■ RECORDS TO PROCESS
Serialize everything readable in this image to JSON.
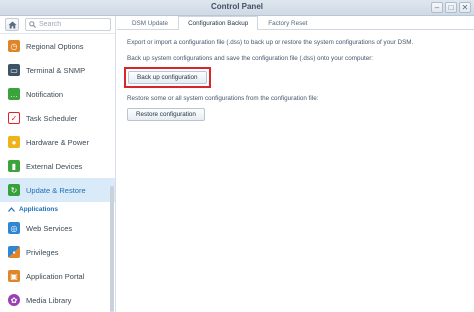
{
  "window": {
    "title": "Control Panel",
    "controls": [
      "–",
      "□",
      "✕"
    ]
  },
  "search": {
    "placeholder": "Search"
  },
  "sidebar": {
    "items": [
      {
        "label": "Regional Options",
        "icon": "globe-icon",
        "color": "#e0862a"
      },
      {
        "label": "Terminal & SNMP",
        "icon": "terminal-icon",
        "color": "#3e5266"
      },
      {
        "label": "Notification",
        "icon": "chat-icon",
        "color": "#3aa33c"
      },
      {
        "label": "Task Scheduler",
        "icon": "calendar-icon",
        "color": "#d9252a"
      },
      {
        "label": "Hardware & Power",
        "icon": "bulb-icon",
        "color": "#f0b21a"
      },
      {
        "label": "External Devices",
        "icon": "usb-icon",
        "color": "#3aa33c"
      },
      {
        "label": "Update & Restore",
        "icon": "refresh-icon",
        "color": "#36a13a"
      }
    ],
    "section": "Applications",
    "apps": [
      {
        "label": "Web Services",
        "icon": "web-icon",
        "color": "#2f86d3"
      },
      {
        "label": "Privileges",
        "icon": "privileges-icon",
        "color": "#2f86d3"
      },
      {
        "label": "Application Portal",
        "icon": "portal-icon",
        "color": "#e0862a"
      },
      {
        "label": "Media Library",
        "icon": "media-icon",
        "color": "#9b3fb5"
      }
    ]
  },
  "tabs": [
    "DSM Update",
    "Configuration Backup",
    "Factory Reset"
  ],
  "content": {
    "intro": "Export or import a configuration file (.dss) to back up or restore the system configurations of your DSM.",
    "backup_text": "Back up system configurations and save the configuration file (.dss) onto your computer:",
    "backup_button": "Back up configuration",
    "restore_text": "Restore some or all system configurations from the configuration file:",
    "restore_button": "Restore configuration"
  },
  "colors": {
    "accent": "#1f6fb5",
    "highlight": "#d9252a",
    "active_bg": "#d9eaf8"
  }
}
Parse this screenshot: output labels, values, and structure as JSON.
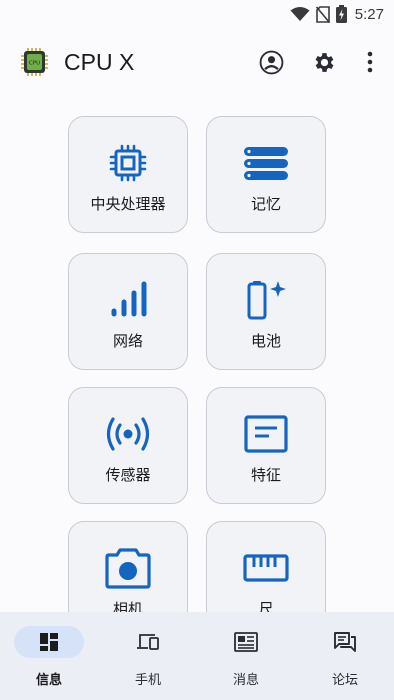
{
  "status_bar": {
    "time": "5:27",
    "icons": [
      "wifi-icon",
      "no-sim-icon",
      "battery-charging-icon"
    ]
  },
  "app_bar": {
    "title": "CPU X",
    "logo_text": "CPU",
    "actions": [
      "account-icon",
      "settings-icon",
      "more-vert-icon"
    ]
  },
  "tiles": [
    {
      "label": "中央处理器",
      "icon": "cpu-chip-icon"
    },
    {
      "label": "记忆",
      "icon": "memory-storage-icon"
    },
    {
      "label": "网络",
      "icon": "signal-bars-icon"
    },
    {
      "label": "电池",
      "icon": "battery-icon"
    },
    {
      "label": "传感器",
      "icon": "sensor-radio-icon"
    },
    {
      "label": "特征",
      "icon": "features-card-icon"
    },
    {
      "label": "相机",
      "icon": "camera-icon"
    },
    {
      "label": "尺",
      "icon": "ruler-icon"
    }
  ],
  "bottom_nav": {
    "items": [
      {
        "label": "信息",
        "icon": "dashboard-icon",
        "active": true
      },
      {
        "label": "手机",
        "icon": "devices-icon",
        "active": false
      },
      {
        "label": "消息",
        "icon": "news-icon",
        "active": false
      },
      {
        "label": "论坛",
        "icon": "forum-icon",
        "active": false
      }
    ]
  },
  "colors": {
    "accent": "#1565c0",
    "tile_bg": "#f2f3f7",
    "nav_bg": "#eceef6",
    "nav_active_pill": "#d6e2f8"
  }
}
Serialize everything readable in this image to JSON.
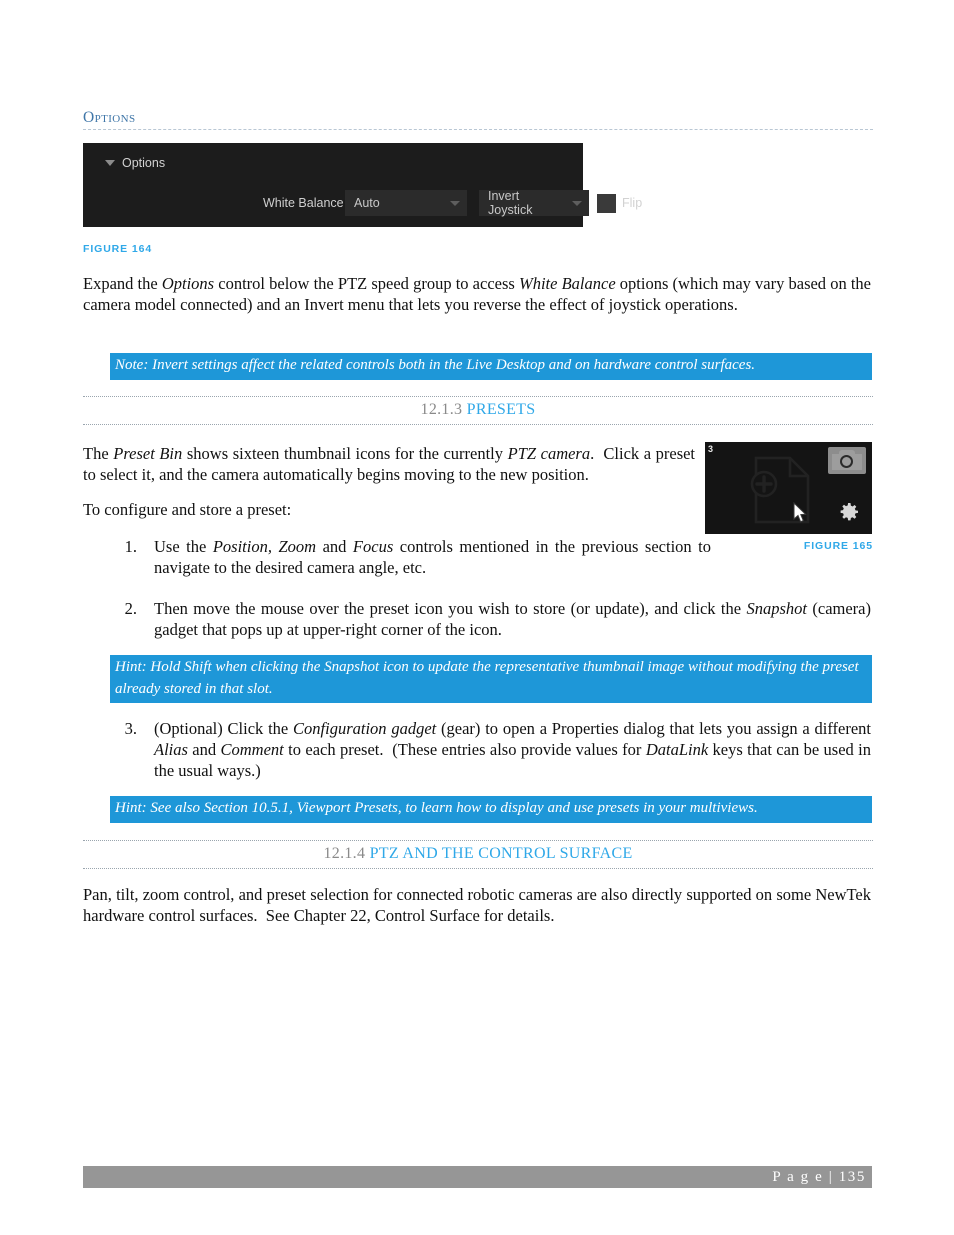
{
  "document": {
    "subheading": "Options",
    "footer_page_label": "P a g e  | 135"
  },
  "options_panel": {
    "header_label": "Options",
    "white_balance_label": "White Balance",
    "white_balance_value": "Auto",
    "invert_value": "Invert Joystick",
    "flip_label": "Flip",
    "panel_bg": "#1c1c1c",
    "dropdown_bg": "#2b2b2b"
  },
  "figures": {
    "figure_164_caption": "FIGURE 164",
    "figure_165_caption": "FIGURE 165",
    "preset_tile": {
      "badge": "3",
      "snapshot_gadget_name": "camera-snapshot-icon",
      "config_gadget_name": "gear-configuration-icon"
    }
  },
  "paragraphs": {
    "expand_options": "Expand the <i>Options</i> control below the PTZ speed group to access <i>White Balance</i> options (which may vary based on the camera model connected) and an Invert menu that lets you reverse the effect of joystick operations.",
    "preset_bin": "The <i>Preset Bin</i> shows sixteen thumbnail icons for the currently <i>PTZ camera</i>.&nbsp; Click a preset to select it, and the camera automatically begins moving to the new position.",
    "configure_store": "To configure and store a preset:",
    "pan_tilt": "Pan, tilt, zoom control, and preset selection for connected robotic cameras are also directly supported on some NewTek hardware control surfaces.&nbsp; See Chapter 22, Control Surface for details."
  },
  "notes": {
    "invert_note": "Note: Invert settings affect the related controls both in the Live Desktop and on hardware control surfaces.",
    "shift_hint": "Hint: Hold Shift when clicking the Snapshot icon to update the representative thumbnail image without modifying the preset already stored in that slot.",
    "viewport_hint": "Hint: See also Section 10.5.1, Viewport Presets, to learn how to display and use presets in your multiviews."
  },
  "sections": [
    {
      "number": "12.1.3",
      "title": "PRESETS"
    },
    {
      "number": "12.1.4",
      "title": "PTZ AND THE CONTROL SURFACE"
    }
  ],
  "steps": [
    {
      "num": "1.",
      "text": "Use the <i>Position, Zoom</i> and <i>Focus</i> controls mentioned in the previous section to navigate to the desired camera angle, etc."
    },
    {
      "num": "2.",
      "text": "Then move the mouse over the preset icon you wish to store (or update), and click the <i>Snapshot</i> (camera) gadget that pops up at upper-right corner of the icon."
    },
    {
      "num": "3.",
      "text": "(Optional) Click the <i>Configuration gadget</i> (gear) to open a Properties dialog that lets you assign a different <i>Alias</i> and <i>Comment</i> to each preset.&nbsp; (These entries also provide values for <i>DataLink</i> keys that can be used in the usual ways.)"
    }
  ],
  "colors": {
    "accent_blue": "#2fa8e8",
    "note_blue": "#1e97d8",
    "heading_blue": "#3f76a8",
    "footer_gray": "#969696"
  }
}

■ GIVEN EXERCISE
Which lines hold the word "Invert"? Copy every one of them.

■ SOLUTION BELOW
    "invert_value": "Invert Joystick",
    "expand_options": "Expand the <i>Options</i> control below the PTZ speed group to access <i>White Balance</i> options (which may vary based on the camera model connected) and an Invert menu that lets you reverse the effect of joystick operations.",
    "invert_note": "Note: Invert settings affect the related controls both in the Live Desktop and on hardware control surfaces.",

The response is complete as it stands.